> _Directions for this task_
Below is a listing to write out in full, exactly as given, without its pictures.

> _Provided records_

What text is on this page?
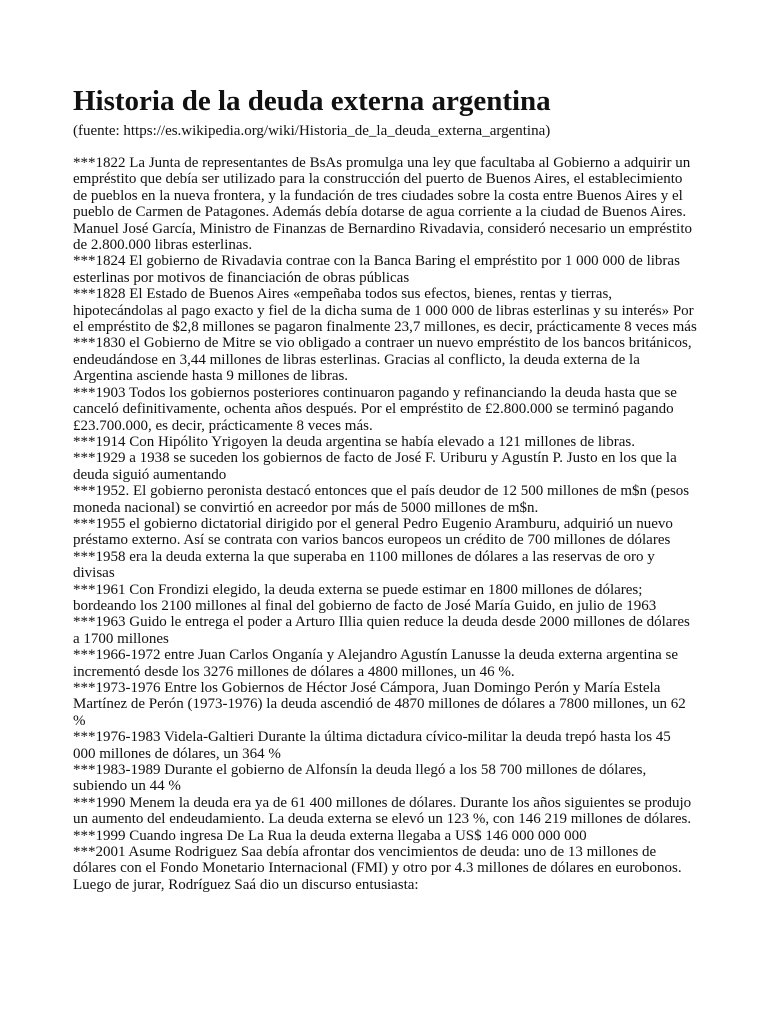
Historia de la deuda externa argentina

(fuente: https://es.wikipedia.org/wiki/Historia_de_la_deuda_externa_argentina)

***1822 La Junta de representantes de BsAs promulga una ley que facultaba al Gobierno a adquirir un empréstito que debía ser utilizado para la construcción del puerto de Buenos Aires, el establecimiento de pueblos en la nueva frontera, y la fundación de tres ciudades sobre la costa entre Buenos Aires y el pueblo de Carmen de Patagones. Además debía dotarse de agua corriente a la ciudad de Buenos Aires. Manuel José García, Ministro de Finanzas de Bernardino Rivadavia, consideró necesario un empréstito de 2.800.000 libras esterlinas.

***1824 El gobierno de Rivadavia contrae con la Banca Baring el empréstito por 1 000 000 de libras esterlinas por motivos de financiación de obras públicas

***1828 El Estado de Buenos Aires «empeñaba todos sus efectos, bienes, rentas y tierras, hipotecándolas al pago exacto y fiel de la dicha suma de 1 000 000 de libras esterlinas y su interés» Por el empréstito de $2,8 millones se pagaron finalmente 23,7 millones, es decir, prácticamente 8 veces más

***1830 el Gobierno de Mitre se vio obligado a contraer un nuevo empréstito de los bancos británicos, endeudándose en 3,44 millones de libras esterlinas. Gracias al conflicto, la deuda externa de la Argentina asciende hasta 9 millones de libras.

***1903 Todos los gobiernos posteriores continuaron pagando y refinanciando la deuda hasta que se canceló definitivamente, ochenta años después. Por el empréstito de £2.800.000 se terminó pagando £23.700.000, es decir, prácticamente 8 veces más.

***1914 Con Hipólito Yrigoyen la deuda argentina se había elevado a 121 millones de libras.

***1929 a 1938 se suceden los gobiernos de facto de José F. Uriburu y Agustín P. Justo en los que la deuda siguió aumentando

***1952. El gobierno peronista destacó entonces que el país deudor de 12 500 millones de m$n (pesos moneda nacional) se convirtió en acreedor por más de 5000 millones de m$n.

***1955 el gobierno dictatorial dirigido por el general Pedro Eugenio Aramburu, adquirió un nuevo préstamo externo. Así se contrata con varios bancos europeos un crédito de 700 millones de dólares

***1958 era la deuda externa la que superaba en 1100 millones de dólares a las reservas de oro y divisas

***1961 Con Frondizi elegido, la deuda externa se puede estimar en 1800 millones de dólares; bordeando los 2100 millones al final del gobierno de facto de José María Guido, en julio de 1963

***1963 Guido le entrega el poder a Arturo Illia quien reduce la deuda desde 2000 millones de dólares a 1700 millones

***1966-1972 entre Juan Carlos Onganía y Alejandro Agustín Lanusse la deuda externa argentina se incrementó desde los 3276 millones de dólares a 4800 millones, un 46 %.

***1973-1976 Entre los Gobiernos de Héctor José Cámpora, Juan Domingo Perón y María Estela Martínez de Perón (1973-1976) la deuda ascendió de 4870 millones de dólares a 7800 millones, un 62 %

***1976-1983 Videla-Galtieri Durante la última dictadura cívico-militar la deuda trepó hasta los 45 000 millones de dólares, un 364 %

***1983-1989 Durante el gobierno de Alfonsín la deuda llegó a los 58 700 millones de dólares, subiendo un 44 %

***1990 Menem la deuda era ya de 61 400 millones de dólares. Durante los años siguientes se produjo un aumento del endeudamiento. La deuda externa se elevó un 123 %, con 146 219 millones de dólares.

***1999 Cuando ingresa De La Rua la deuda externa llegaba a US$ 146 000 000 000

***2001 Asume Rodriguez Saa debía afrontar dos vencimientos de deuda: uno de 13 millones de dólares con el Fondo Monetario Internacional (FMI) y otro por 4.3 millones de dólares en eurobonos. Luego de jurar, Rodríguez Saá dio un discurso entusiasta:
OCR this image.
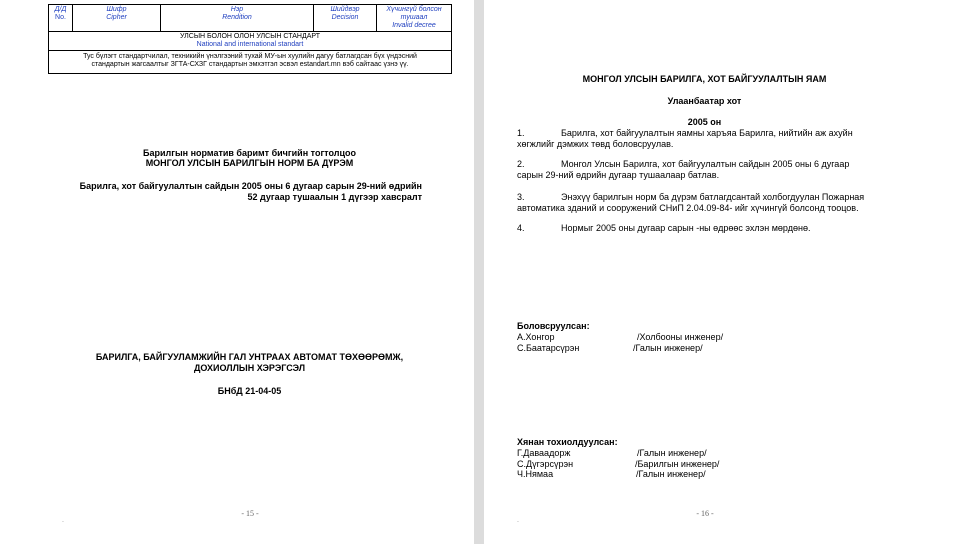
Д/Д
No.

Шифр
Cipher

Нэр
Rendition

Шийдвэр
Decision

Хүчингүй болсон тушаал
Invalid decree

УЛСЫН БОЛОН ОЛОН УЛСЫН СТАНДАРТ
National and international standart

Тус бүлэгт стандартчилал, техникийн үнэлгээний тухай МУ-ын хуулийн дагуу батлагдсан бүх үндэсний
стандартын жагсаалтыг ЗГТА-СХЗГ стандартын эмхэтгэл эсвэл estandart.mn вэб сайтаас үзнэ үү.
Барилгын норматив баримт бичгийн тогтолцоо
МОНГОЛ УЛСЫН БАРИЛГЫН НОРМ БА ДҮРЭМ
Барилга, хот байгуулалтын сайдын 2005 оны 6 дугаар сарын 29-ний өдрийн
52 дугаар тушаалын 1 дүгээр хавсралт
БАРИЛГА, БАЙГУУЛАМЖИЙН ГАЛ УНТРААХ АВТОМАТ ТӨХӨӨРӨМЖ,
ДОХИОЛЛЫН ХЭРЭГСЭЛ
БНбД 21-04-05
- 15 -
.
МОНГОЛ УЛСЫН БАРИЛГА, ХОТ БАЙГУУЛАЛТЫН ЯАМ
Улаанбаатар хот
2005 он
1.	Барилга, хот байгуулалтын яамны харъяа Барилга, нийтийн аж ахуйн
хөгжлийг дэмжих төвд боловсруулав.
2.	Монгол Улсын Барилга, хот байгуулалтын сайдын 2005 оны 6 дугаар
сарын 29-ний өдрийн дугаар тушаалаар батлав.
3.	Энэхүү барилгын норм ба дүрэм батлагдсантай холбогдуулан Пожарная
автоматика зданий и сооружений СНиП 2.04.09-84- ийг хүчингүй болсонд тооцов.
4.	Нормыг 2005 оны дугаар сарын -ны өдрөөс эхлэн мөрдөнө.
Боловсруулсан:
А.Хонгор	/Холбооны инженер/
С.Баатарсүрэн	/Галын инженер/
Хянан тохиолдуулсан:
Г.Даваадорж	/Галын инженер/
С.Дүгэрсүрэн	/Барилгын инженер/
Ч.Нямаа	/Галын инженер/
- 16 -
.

> _Finished exercise_
What text is on this page?
Historia de la deuda externa argentina

(fuente: https://es.wikipedia.org/wiki/Historia_de_la_deuda_externa_argentina)

***1822 La Junta de representantes de BsAs promulga una ley que facultaba al Gobierno a adquirir un empréstito que debía ser utilizado para la construcción del puerto de Buenos Aires, el establecimiento de pueblos en la nueva frontera, y la fundación de tres ciudades sobre la costa entre Buenos Aires y el pueblo de Carmen de Patagones. Además debía dotarse de agua corriente a la ciudad de Buenos Aires. Manuel José García, Ministro de Finanzas de Bernardino Rivadavia, consideró necesario un empréstito de 2.800.000 libras esterlinas.

***1824 El gobierno de Rivadavia contrae con la Banca Baring el empréstito por 1 000 000 de libras esterlinas por motivos de financiación de obras públicas

***1828 El Estado de Buenos Aires «empeñaba todos sus efectos, bienes, rentas y tierras, hipotecándolas al pago exacto y fiel de la dicha suma de 1 000 000 de libras esterlinas y su interés» Por el empréstito de $2,8 millones se pagaron finalmente 23,7 millones, es decir, prácticamente 8 veces más

***1830 el Gobierno de Mitre se vio obligado a contraer un nuevo empréstito de los bancos británicos, endeudándose en 3,44 millones de libras esterlinas. Gracias al conflicto, la deuda externa de la Argentina asciende hasta 9 millones de libras.

***1903 Todos los gobiernos posteriores continuaron pagando y refinanciando la deuda hasta que se canceló definitivamente, ochenta años después. Por el empréstito de £2.800.000 se terminó pagando £23.700.000, es decir, prácticamente 8 veces más.

***1914 Con Hipólito Yrigoyen la deuda argentina se había elevado a 121 millones de libras.

***1929 a 1938 se suceden los gobiernos de facto de José F. Uriburu y Agustín P. Justo en los que la deuda siguió aumentando

***1952. El gobierno peronista destacó entonces que el país deudor de 12 500 millones de m$n (pesos moneda nacional) se convirtió en acreedor por más de 5000 millones de m$n.

***1955 el gobierno dictatorial dirigido por el general Pedro Eugenio Aramburu, adquirió un nuevo préstamo externo. Así se contrata con varios bancos europeos un crédito de 700 millones de dólares

***1958 era la deuda externa la que superaba en 1100 millones de dólares a las reservas de oro y divisas

***1961 Con Frondizi elegido, la deuda externa se puede estimar en 1800 millones de dólares; bordeando los 2100 millones al final del gobierno de facto de José María Guido, en julio de 1963

***1963 Guido le entrega el poder a Arturo Illia quien reduce la deuda desde 2000 millones de dólares a 1700 millones

***1966-1972 entre Juan Carlos Onganía y Alejandro Agustín Lanusse la deuda externa argentina se incrementó desde los 3276 millones de dólares a 4800 millones, un 46 %.

***1973-1976 Entre los Gobiernos de Héctor José Cámpora, Juan Domingo Perón y María Estela Martínez de Perón (1973-1976) la deuda ascendió de 4870 millones de dólares a 7800 millones, un 62 %

***1976-1983 Videla-Galtieri Durante la última dictadura cívico-militar la deuda trepó hasta los 45 000 millones de dólares, un 364 %

***1983-1989 Durante el gobierno de Alfonsín la deuda llegó a los 58 700 millones de dólares, subiendo un 44 %

***1990 Menem la deuda era ya de 61 400 millones de dólares. Durante los años siguientes se produjo un aumento del endeudamiento. La deuda externa se elevó un 123 %, con 146 219 millones de dólares.

***1999 Cuando ingresa De La Rua la deuda externa llegaba a US$ 146 000 000 000

***2001 Asume Rodriguez Saa debía afrontar dos vencimientos de deuda: uno de 13 millones de dólares con el Fondo Monetario Internacional (FMI) y otro por 4.3 millones de dólares en eurobonos. Luego de jurar, Rodríguez Saá dio un discurso entusiasta:
OCR this image.
Д/Д
No.

Шифр
Cipher

Нэр
Rendition

Шийдвэр
Decision

Хүчингүй болсон тушаал
Invalid decree

УЛСЫН БОЛОН ОЛОН УЛСЫН СТАНДАРТ
National and international standart

Тус бүлэгт стандартчилал, техникийн үнэлгээний тухай МУ-ын хуулийн дагуу батлагдсан бүх үндэсний
стандартын жагсаалтыг ЗГТА-СХЗГ стандартын эмхэтгэл эсвэл estandart.mn вэб сайтаас үзнэ үү.
Барилгын норматив баримт бичгийн тогтолцоо
МОНГОЛ УЛСЫН БАРИЛГЫН НОРМ БА ДҮРЭМ
Барилга, хот байгуулалтын сайдын 2005 оны 6 дугаар сарын 29-ний өдрийн
52 дугаар тушаалын 1 дүгээр хавсралт
БАРИЛГА, БАЙГУУЛАМЖИЙН ГАЛ УНТРААХ АВТОМАТ ТӨХӨӨРӨМЖ,
ДОХИОЛЛЫН ХЭРЭГСЭЛ
БНбД 21-04-05
- 15 -
.
МОНГОЛ УЛСЫН БАРИЛГА, ХОТ БАЙГУУЛАЛТЫН ЯАМ
Улаанбаатар хот
2005 он
1.	Барилга, хот байгуулалтын яамны харъяа Барилга, нийтийн аж ахуйн
хөгжлийг дэмжих төвд боловсруулав.
2.	Монгол Улсын Барилга, хот байгуулалтын сайдын 2005 оны 6 дугаар
сарын 29-ний өдрийн дугаар тушаалаар батлав.
3.	Энэхүү барилгын норм ба дүрэм батлагдсантай холбогдуулан Пожарная
автоматика зданий и сооружений СНиП 2.04.09-84- ийг хүчингүй болсонд тооцов.
4.	Нормыг 2005 оны дугаар сарын -ны өдрөөс эхлэн мөрдөнө.
Боловсруулсан:
А.Хонгор	/Холбооны инженер/
С.Баатарсүрэн	/Галын инженер/
Хянан тохиолдуулсан:
Г.Даваадорж	/Галын инженер/
С.Дүгэрсүрэн	/Барилгын инженер/
Ч.Нямаа	/Галын инженер/
- 16 -
.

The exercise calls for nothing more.